(Do this): Pick out the lines below that include the string "title".

Saved data entries
* * * * * * * * *
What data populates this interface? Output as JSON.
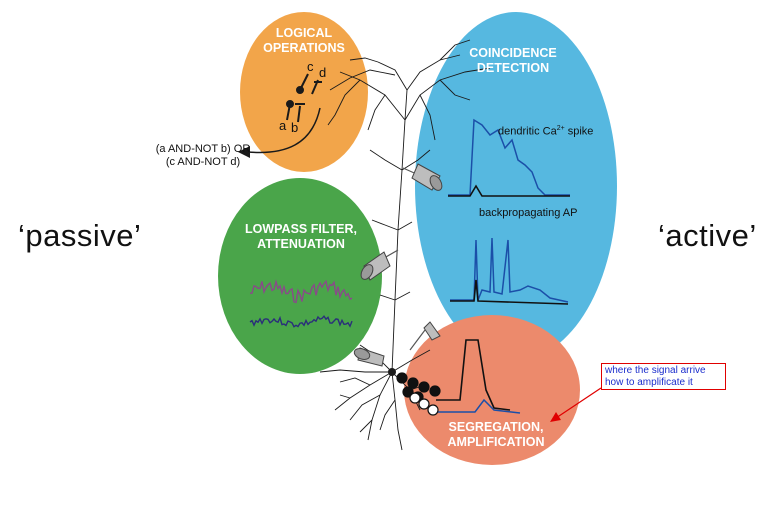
{
  "labels": {
    "passive": "‘passive’",
    "active": "‘active’"
  },
  "bubbles": {
    "logical": {
      "title": "LOGICAL\nOPERATIONS",
      "color": "#f2a54a"
    },
    "coincidence": {
      "title": "COINCIDENCE\nDETECTION",
      "color": "#56b8e0"
    },
    "lowpass": {
      "title": "LOWPASS FILTER,\nATTENUATION",
      "color": "#4aa54a"
    },
    "segregation": {
      "title": "SEGREGATION,\nAMPLIFICATION",
      "color": "#ec8a6c"
    }
  },
  "logic_formula": "(a AND-NOT b) OR\n(c AND-NOT d)",
  "synapse_letters": {
    "a": "a",
    "b": "b",
    "c": "c",
    "d": "d"
  },
  "traces": {
    "dendritic_label": "dendritic Ca",
    "dendritic_sup": "2+",
    "dendritic_suffix": " spike",
    "backprop_label": "backpropagating AP",
    "purple": "#8a4a8a",
    "navy": "#2a2f7a",
    "blue": "#1b4fa8"
  },
  "annotation": {
    "text": "where the signal arrive\nhow to amplificate it",
    "border": "#e00000",
    "text_color": "#1a2ccc"
  }
}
* * * * * * * * *
(Answer to the problem):
      "title": "LOGICAL\nOPERATIONS",
      "title": "COINCIDENCE\nDETECTION",
      "title": "LOWPASS FILTER,\nATTENUATION",
      "title": "SEGREGATION,\nAMPLIFICATION",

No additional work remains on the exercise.